▸ **Artigo**:
--*--
“Não sei”. Respondi uma vez a um oficial de imigração, ao pousar em Houston. Antes que ele completasse seu movimento de pescoço e sobrancelha, passando de meu passaporte em sua mesa aos meus olhos, corrigi imediatamente a brincadeira. Não recomendo reflexões filosóficas em meio a interações com agentes da lei, especialmente se forem da imigração nos EUA. Mas a verdade é que, se levada até os limites de sua implicação, é a pergunta mais importante da vida, e, logo, da filosofia, apesar da filosofia geralmente iniciar suas perguntas com por quês (a mesma pode ser lida como “por que você está aqui?”) e da vida jamais parar para nos fazer perguntas.
Não se trata de entendermos a razão pela qual estamos no mundo. Trata-se de decidirmos a razão pela qual estamos nele. Acredito que a maneira mais eficiente de se chegar a essa resposta seja pensar num legado. O que quero deixar para o mundo? Qual o meu papel nisso tudo que vejo? Meu esforço faria falta para alguém? Para que saio de casa todas as manhãs e por que alguém deveria se importar com isso?
Legado não é exatamente resultado. Por exemplo, empresários brilhantes – aqueles que buscam transformar a vida de seus clientes – falam em legado. Seus analistas e consultores de mercado é que falam em resultado. A razão de uma empresa existir, ou de alguém trabalhar nela, não é lucro ou remuneração. Isso é essencial, mas é resultado. Remuneração é pelo emprego, não pelo trabalho. Trabalho é a missão na vida. Animais trabalham. A natureza trabalha. A questão primordial parece ser o que você acredita e prega com o seu trabalho, e, traduzindo para o mundo prático, porque não escolheu um emprego em outra função. E se em meados do século passado era possível e desejável separarmos vida pessoal de vida profissional, esse não é mais o caso.
--*--
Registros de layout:
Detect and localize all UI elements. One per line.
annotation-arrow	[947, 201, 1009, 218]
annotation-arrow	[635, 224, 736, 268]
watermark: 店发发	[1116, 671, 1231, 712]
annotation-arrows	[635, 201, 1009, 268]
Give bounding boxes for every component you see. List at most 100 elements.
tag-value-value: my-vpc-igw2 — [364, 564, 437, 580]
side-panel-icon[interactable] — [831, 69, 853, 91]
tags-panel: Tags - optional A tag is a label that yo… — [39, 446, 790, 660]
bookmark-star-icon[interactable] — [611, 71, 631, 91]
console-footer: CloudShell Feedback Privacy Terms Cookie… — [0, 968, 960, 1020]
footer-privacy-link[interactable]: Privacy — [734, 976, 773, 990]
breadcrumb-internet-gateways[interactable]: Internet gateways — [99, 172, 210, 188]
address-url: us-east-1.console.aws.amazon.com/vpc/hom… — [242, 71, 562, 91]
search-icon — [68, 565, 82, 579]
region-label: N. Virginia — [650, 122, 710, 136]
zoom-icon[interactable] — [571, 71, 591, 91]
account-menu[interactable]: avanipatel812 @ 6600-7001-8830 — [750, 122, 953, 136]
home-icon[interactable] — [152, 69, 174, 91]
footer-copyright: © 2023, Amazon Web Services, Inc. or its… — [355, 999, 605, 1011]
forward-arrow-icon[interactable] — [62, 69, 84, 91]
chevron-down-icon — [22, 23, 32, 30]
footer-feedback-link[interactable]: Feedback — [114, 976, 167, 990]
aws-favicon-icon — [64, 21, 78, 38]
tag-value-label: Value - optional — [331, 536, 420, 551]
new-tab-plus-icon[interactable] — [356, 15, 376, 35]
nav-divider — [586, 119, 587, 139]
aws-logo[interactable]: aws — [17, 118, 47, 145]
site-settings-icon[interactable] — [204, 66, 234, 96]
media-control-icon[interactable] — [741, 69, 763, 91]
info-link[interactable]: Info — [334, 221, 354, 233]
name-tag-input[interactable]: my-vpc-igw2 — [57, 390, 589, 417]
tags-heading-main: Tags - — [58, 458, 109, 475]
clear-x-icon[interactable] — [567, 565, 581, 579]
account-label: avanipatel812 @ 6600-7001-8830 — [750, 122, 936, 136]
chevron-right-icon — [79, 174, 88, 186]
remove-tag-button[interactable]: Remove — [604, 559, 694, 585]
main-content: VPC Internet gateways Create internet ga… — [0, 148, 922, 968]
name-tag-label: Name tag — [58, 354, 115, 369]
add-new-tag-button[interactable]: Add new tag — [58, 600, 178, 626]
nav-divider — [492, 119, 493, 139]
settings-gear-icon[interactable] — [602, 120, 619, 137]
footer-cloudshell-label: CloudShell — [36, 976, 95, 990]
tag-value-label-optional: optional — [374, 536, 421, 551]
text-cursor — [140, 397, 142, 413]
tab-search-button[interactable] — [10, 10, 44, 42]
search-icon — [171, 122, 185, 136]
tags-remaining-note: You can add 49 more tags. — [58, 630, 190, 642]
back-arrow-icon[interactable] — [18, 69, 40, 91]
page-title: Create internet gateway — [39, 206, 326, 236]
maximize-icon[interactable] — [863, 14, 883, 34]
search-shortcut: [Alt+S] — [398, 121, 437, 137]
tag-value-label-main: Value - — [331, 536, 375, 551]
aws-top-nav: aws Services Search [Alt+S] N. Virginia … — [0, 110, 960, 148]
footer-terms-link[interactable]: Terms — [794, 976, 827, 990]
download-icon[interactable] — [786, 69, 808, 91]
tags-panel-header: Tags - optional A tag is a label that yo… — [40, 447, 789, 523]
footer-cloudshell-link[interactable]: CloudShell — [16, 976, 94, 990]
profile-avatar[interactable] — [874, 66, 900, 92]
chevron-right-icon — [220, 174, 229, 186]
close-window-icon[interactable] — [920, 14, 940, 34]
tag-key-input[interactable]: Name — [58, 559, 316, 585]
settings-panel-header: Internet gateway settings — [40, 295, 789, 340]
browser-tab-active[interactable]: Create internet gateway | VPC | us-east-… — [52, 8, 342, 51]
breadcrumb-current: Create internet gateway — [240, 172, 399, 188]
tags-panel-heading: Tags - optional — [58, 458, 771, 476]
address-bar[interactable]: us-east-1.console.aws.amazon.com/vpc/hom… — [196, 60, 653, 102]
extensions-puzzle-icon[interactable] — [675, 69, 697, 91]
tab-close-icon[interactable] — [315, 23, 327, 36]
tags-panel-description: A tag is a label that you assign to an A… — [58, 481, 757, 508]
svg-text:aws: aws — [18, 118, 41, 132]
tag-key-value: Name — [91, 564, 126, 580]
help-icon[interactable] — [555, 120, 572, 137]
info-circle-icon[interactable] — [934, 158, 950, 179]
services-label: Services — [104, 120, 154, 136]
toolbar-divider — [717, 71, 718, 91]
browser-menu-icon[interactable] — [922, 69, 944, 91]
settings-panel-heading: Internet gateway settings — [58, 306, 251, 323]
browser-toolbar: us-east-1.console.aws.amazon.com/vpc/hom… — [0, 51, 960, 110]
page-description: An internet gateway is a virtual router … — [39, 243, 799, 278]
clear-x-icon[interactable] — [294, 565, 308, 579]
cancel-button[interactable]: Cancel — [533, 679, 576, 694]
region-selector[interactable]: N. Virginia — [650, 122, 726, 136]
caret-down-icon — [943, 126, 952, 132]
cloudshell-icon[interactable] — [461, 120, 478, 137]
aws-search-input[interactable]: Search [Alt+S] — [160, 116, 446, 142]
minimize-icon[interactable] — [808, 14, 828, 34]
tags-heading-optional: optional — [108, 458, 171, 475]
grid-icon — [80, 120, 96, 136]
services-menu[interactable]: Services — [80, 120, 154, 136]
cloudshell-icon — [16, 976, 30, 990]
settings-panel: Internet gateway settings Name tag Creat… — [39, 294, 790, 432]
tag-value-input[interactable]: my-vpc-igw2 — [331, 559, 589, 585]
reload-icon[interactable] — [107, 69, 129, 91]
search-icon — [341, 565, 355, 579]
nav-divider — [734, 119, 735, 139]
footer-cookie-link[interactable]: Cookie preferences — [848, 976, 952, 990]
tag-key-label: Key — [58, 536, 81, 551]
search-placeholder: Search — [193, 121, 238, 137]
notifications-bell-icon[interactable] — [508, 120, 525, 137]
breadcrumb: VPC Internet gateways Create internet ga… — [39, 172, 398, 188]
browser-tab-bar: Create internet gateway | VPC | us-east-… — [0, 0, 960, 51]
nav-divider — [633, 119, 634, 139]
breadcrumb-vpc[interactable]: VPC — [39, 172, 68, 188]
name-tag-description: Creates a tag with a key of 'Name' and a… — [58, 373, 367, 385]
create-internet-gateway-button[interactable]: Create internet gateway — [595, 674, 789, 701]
--*--
▸ **Exercício A**:
Por favor, resuma o texto sobre legado em duas frases.
▸ **Exercício B**:
No texto sobre legado, em que cidade se deu a conversa com o oficial de imigração?
As entradas não são necessárias.

▸ **Resposta final A**:
O texto afirma que a pergunta sobre por que estamos aqui é a mais importante da vida e que não se trata de entender, mas de decidir a razão pela qual estamos no mundo, resposta a que se chega de modo mais eficiente pensando num legado. Legado não é exatamente resultado: lucro e remuneração são essenciais, mas são resultado, enquanto o trabalho é a missão na vida.

▸ **Resposta final B**:
Em Houston.